** YOUR OBJECTIVE **
Copy out the entries exactly, from the first line to the last.

+++ DATASET ROWS +++

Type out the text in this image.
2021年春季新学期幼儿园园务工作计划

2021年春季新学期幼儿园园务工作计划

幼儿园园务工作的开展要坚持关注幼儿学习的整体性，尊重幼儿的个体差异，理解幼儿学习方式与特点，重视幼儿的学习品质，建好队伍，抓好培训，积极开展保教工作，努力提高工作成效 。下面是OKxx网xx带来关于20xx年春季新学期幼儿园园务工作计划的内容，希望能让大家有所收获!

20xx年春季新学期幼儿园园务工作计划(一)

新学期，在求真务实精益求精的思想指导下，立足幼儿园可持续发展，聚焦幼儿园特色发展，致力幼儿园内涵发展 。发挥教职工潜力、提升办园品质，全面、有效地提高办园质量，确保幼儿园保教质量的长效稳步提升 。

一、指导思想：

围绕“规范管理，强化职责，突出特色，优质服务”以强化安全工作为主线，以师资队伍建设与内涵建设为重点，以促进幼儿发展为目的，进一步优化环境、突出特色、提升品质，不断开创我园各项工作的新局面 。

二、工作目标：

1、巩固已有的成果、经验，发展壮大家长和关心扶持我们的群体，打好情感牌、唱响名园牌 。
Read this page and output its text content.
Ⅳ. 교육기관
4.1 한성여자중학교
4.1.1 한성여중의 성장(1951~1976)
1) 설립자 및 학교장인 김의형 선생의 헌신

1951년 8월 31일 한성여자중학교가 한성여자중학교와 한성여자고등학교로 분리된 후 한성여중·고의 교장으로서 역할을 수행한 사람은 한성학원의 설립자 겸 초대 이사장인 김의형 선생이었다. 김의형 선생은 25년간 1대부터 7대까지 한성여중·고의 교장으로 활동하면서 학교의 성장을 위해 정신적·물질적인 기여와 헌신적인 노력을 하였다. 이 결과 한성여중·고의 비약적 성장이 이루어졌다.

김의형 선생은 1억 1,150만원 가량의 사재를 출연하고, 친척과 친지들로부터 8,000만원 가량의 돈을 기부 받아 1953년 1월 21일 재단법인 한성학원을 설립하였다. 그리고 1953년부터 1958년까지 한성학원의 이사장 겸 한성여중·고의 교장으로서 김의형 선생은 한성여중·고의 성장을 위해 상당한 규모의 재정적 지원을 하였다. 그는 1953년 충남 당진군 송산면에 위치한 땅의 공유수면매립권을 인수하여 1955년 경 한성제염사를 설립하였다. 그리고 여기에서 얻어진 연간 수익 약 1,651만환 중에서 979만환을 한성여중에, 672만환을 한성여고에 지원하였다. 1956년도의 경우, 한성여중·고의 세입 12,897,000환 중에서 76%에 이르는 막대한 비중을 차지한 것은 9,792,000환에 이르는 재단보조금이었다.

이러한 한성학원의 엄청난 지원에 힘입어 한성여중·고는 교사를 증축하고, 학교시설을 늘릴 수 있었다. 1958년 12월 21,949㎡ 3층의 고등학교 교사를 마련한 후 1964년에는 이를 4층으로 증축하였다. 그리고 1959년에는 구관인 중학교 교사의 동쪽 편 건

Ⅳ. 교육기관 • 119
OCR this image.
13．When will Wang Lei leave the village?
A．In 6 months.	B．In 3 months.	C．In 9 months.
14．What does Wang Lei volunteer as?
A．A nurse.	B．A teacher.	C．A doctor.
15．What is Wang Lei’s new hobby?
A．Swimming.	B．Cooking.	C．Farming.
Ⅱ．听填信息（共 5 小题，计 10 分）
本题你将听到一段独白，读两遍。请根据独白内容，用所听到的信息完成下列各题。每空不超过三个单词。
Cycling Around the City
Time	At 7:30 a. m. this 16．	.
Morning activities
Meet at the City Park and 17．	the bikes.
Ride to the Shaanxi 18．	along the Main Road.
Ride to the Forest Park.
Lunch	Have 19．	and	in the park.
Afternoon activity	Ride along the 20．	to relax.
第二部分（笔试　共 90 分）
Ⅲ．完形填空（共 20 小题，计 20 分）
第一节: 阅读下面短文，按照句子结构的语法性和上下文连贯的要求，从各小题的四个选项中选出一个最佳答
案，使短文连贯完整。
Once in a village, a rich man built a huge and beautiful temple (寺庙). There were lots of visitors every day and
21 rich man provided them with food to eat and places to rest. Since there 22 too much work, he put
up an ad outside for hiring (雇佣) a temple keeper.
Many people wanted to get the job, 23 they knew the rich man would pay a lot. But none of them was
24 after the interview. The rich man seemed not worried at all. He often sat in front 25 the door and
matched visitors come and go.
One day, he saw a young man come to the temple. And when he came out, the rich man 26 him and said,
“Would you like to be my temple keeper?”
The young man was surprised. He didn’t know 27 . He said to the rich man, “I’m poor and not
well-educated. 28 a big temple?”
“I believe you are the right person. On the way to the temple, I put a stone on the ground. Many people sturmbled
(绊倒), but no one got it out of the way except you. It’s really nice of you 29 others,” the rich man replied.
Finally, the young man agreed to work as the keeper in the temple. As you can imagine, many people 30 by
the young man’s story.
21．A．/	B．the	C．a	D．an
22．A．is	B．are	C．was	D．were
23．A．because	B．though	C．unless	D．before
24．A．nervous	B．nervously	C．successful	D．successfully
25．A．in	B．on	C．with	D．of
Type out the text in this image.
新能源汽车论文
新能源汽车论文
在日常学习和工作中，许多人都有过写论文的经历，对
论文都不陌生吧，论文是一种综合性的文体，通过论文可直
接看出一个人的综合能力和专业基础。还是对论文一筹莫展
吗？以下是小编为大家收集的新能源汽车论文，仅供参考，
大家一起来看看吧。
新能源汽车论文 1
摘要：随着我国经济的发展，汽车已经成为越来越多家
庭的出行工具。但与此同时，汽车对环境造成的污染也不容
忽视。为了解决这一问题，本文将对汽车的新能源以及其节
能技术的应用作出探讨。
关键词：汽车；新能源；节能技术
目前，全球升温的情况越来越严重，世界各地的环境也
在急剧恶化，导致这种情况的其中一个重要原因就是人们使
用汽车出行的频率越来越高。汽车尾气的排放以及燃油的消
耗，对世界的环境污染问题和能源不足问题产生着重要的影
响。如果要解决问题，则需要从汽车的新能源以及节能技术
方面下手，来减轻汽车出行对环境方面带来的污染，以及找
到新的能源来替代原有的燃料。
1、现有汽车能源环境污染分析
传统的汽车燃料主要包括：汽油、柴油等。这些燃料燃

+++

** THE SOLUTION **
Type out the text in this image.
2021年春季新学期幼儿园园务工作计划

2021年春季新学期幼儿园园务工作计划

幼儿园园务工作的开展要坚持关注幼儿学习的整体性，尊重幼儿的个体差异，理解幼儿学习方式与特点，重视幼儿的学习品质，建好队伍，抓好培训，积极开展保教工作，努力提高工作成效 。下面是OKxx网xx带来关于20xx年春季新学期幼儿园园务工作计划的内容，希望能让大家有所收获!

20xx年春季新学期幼儿园园务工作计划(一)

新学期，在求真务实精益求精的思想指导下，立足幼儿园可持续发展，聚焦幼儿园特色发展，致力幼儿园内涵发展 。发挥教职工潜力、提升办园品质，全面、有效地提高办园质量，确保幼儿园保教质量的长效稳步提升 。

一、指导思想：

围绕“规范管理，强化职责，突出特色，优质服务”以强化安全工作为主线，以师资队伍建设与内涵建设为重点，以促进幼儿发展为目的，进一步优化环境、突出特色、提升品质，不断开创我园各项工作的新局面 。

二、工作目标：

1、巩固已有的成果、经验，发展壮大家长和关心扶持我们的群体，打好情感牌、唱响名园牌 。
Read this page and output its text content.
Ⅳ. 교육기관
4.1 한성여자중학교
4.1.1 한성여중의 성장(1951~1976)
1) 설립자 및 학교장인 김의형 선생의 헌신

1951년 8월 31일 한성여자중학교가 한성여자중학교와 한성여자고등학교로 분리된 후 한성여중·고의 교장으로서 역할을 수행한 사람은 한성학원의 설립자 겸 초대 이사장인 김의형 선생이었다. 김의형 선생은 25년간 1대부터 7대까지 한성여중·고의 교장으로 활동하면서 학교의 성장을 위해 정신적·물질적인 기여와 헌신적인 노력을 하였다. 이 결과 한성여중·고의 비약적 성장이 이루어졌다.

김의형 선생은 1억 1,150만원 가량의 사재를 출연하고, 친척과 친지들로부터 8,000만원 가량의 돈을 기부 받아 1953년 1월 21일 재단법인 한성학원을 설립하였다. 그리고 1953년부터 1958년까지 한성학원의 이사장 겸 한성여중·고의 교장으로서 김의형 선생은 한성여중·고의 성장을 위해 상당한 규모의 재정적 지원을 하였다. 그는 1953년 충남 당진군 송산면에 위치한 땅의 공유수면매립권을 인수하여 1955년 경 한성제염사를 설립하였다. 그리고 여기에서 얻어진 연간 수익 약 1,651만환 중에서 979만환을 한성여중에, 672만환을 한성여고에 지원하였다. 1956년도의 경우, 한성여중·고의 세입 12,897,000환 중에서 76%에 이르는 막대한 비중을 차지한 것은 9,792,000환에 이르는 재단보조금이었다.

이러한 한성학원의 엄청난 지원에 힘입어 한성여중·고는 교사를 증축하고, 학교시설을 늘릴 수 있었다. 1958년 12월 21,949㎡ 3층의 고등학교 교사를 마련한 후 1964년에는 이를 4층으로 증축하였다. 그리고 1959년에는 구관인 중학교 교사의 동쪽 편 건

Ⅳ. 교육기관 • 119
OCR this image.
13．When will Wang Lei leave the village?
A．In 6 months.	B．In 3 months.	C．In 9 months.
14．What does Wang Lei volunteer as?
A．A nurse.	B．A teacher.	C．A doctor.
15．What is Wang Lei’s new hobby?
A．Swimming.	B．Cooking.	C．Farming.
Ⅱ．听填信息（共 5 小题，计 10 分）
本题你将听到一段独白，读两遍。请根据独白内容，用所听到的信息完成下列各题。每空不超过三个单词。
Cycling Around the City
Time	At 7:30 a. m. this 16．	.
Morning activities
Meet at the City Park and 17．	the bikes.
Ride to the Shaanxi 18．	along the Main Road.
Ride to the Forest Park.
Lunch	Have 19．	and	in the park.
Afternoon activity	Ride along the 20．	to relax.
第二部分（笔试　共 90 分）
Ⅲ．完形填空（共 20 小题，计 20 分）
第一节: 阅读下面短文，按照句子结构的语法性和上下文连贯的要求，从各小题的四个选项中选出一个最佳答
案，使短文连贯完整。
Once in a village, a rich man built a huge and beautiful temple (寺庙). There were lots of visitors every day and
21 rich man provided them with food to eat and places to rest. Since there 22 too much work, he put
up an ad outside for hiring (雇佣) a temple keeper.
Many people wanted to get the job, 23 they knew the rich man would pay a lot. But none of them was
24 after the interview. The rich man seemed not worried at all. He often sat in front 25 the door and
matched visitors come and go.
One day, he saw a young man come to the temple. And when he came out, the rich man 26 him and said,
“Would you like to be my temple keeper?”
The young man was surprised. He didn’t know 27 . He said to the rich man, “I’m poor and not
well-educated. 28 a big temple?”
“I believe you are the right person. On the way to the temple, I put a stone on the ground. Many people sturmbled
(绊倒), but no one got it out of the way except you. It’s really nice of you 29 others,” the rich man replied.
Finally, the young man agreed to work as the keeper in the temple. As you can imagine, many people 30 by
the young man’s story.
21．A．/	B．the	C．a	D．an
22．A．is	B．are	C．was	D．were
23．A．because	B．though	C．unless	D．before
24．A．nervous	B．nervously	C．successful	D．successfully
25．A．in	B．on	C．with	D．of
Type out the text in this image.
新能源汽车论文
新能源汽车论文
在日常学习和工作中，许多人都有过写论文的经历，对
论文都不陌生吧，论文是一种综合性的文体，通过论文可直
接看出一个人的综合能力和专业基础。还是对论文一筹莫展
吗？以下是小编为大家收集的新能源汽车论文，仅供参考，
大家一起来看看吧。
新能源汽车论文 1
摘要：随着我国经济的发展，汽车已经成为越来越多家
庭的出行工具。但与此同时，汽车对环境造成的污染也不容
忽视。为了解决这一问题，本文将对汽车的新能源以及其节
能技术的应用作出探讨。
关键词：汽车；新能源；节能技术
目前，全球升温的情况越来越严重，世界各地的环境也
在急剧恶化，导致这种情况的其中一个重要原因就是人们使
用汽车出行的频率越来越高。汽车尾气的排放以及燃油的消
耗，对世界的环境污染问题和能源不足问题产生着重要的影
响。如果要解决问题，则需要从汽车的新能源以及节能技术
方面下手，来减轻汽车出行对环境方面带来的污染，以及找
到新的能源来替代原有的燃料。
1、现有汽车能源环境污染分析
传统的汽车燃料主要包括：汽油、柴油等。这些燃料燃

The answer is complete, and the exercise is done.